- _A block of data_
----------------

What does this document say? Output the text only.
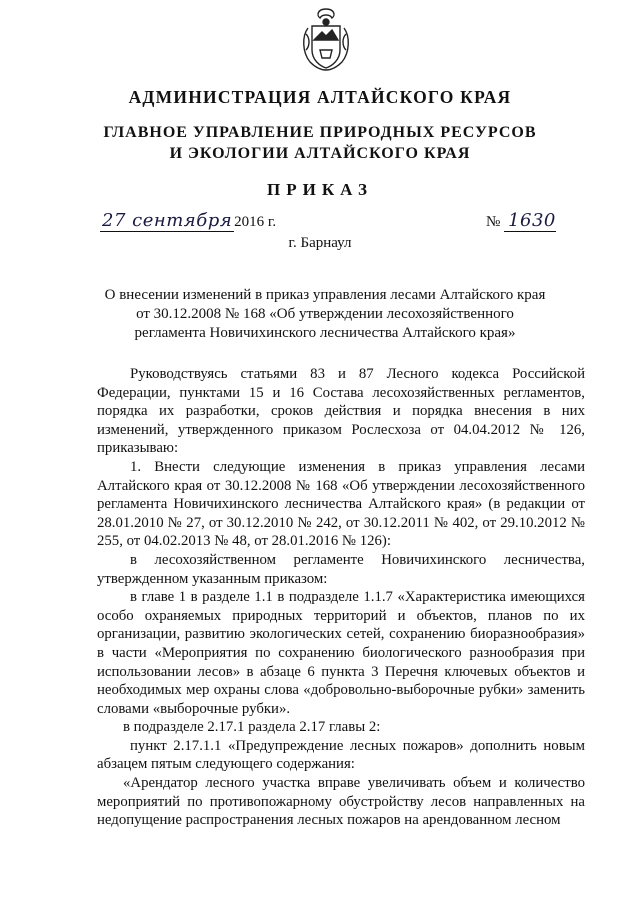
АДМИНИСТРАЦИЯ АЛТАЙСКОГО КРАЯ
ГЛАВНОЕ УПРАВЛЕНИЕ ПРИРОДНЫХ РЕСУРСОВ
И ЭКОЛОГИИ АЛТАЙСКОГО КРАЯ
ПРИКАЗ
27 сентября 2016 г.	№ 1630
г. Барнаул
О внесении изменений в приказ управления лесами Алтайского края
от 30.12.2008 № 168 «Об утверждении лесохозяйственного
регламента Новичихинского лесничества Алтайского края»

Руководствуясь статьями 83 и 87 Лесного кодекса Российской Федерации, пунктами 15 и 16 Состава лесохозяйственных регламентов, порядка их разработки, сроков действия и порядка внесения в них изменений, утвержденного приказом Рослесхоза от 04.04.2012 № 126, приказываю:

1. Внести следующие изменения в приказ управления лесами Алтайского края от 30.12.2008 № 168 «Об утверждении лесохозяйственного регламента Новичихинского лесничества Алтайского края» (в редакции от 28.01.2010 № 27, от 30.12.2010 № 242, от 30.12.2011 № 402, от 29.10.2012 № 255, от 04.02.2013 № 48, от 28.01.2016 № 126):

в лесохозяйственном регламенте Новичихинского лесничества, утвержденном указанным приказом:

в главе 1 в разделе 1.1 в подразделе 1.1.7 «Характеристика имеющихся особо охраняемых природных территорий и объектов, планов по их организации, развитию экологических сетей, сохранению биоразнообразия» в части «Мероприятия по сохранению биологического разнообразия при использовании лесов» в абзаце 6 пункта 3 Перечня ключевых объектов и необходимых мер охраны слова «добровольно-выборочные рубки» заменить словами «выборочные рубки».

в подразделе 2.17.1 раздела 2.17 главы 2:

пункт 2.17.1.1 «Предупреждение лесных пожаров» дополнить новым абзацем пятым следующего содержания:

«Арендатор лесного участка вправе увеличивать объем и количество мероприятий по противопожарному обустройству лесов направленных на недопущение распространения лесных пожаров на арендованном лесном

----------------

- _Requirements_
Give the data again exactly as written, with all pictures left out.

- _Worked solution_
What does this document say? Output the text only.
АДМИНИСТРАЦИЯ АЛТАЙСКОГО КРАЯ
ГЛАВНОЕ УПРАВЛЕНИЕ ПРИРОДНЫХ РЕСУРСОВ
И ЭКОЛОГИИ АЛТАЙСКОГО КРАЯ
ПРИКАЗ
27 сентября 2016 г.	№ 1630
г. Барнаул
О внесении изменений в приказ управления лесами Алтайского края
от 30.12.2008 № 168 «Об утверждении лесохозяйственного
регламента Новичихинского лесничества Алтайского края»

Руководствуясь статьями 83 и 87 Лесного кодекса Российской Федерации, пунктами 15 и 16 Состава лесохозяйственных регламентов, порядка их разработки, сроков действия и порядка внесения в них изменений, утвержденного приказом Рослесхоза от 04.04.2012 № 126, приказываю:

1. Внести следующие изменения в приказ управления лесами Алтайского края от 30.12.2008 № 168 «Об утверждении лесохозяйственного регламента Новичихинского лесничества Алтайского края» (в редакции от 28.01.2010 № 27, от 30.12.2010 № 242, от 30.12.2011 № 402, от 29.10.2012 № 255, от 04.02.2013 № 48, от 28.01.2016 № 126):

в лесохозяйственном регламенте Новичихинского лесничества, утвержденном указанным приказом:

в главе 1 в разделе 1.1 в подразделе 1.1.7 «Характеристика имеющихся особо охраняемых природных территорий и объектов, планов по их организации, развитию экологических сетей, сохранению биоразнообразия» в части «Мероприятия по сохранению биологического разнообразия при использовании лесов» в абзаце 6 пункта 3 Перечня ключевых объектов и необходимых мер охраны слова «добровольно-выборочные рубки» заменить словами «выборочные рубки».

в подразделе 2.17.1 раздела 2.17 главы 2:

пункт 2.17.1.1 «Предупреждение лесных пожаров» дополнить новым абзацем пятым следующего содержания:

«Арендатор лесного участка вправе увеличивать объем и количество мероприятий по противопожарному обустройству лесов направленных на недопущение распространения лесных пожаров на арендованном лесном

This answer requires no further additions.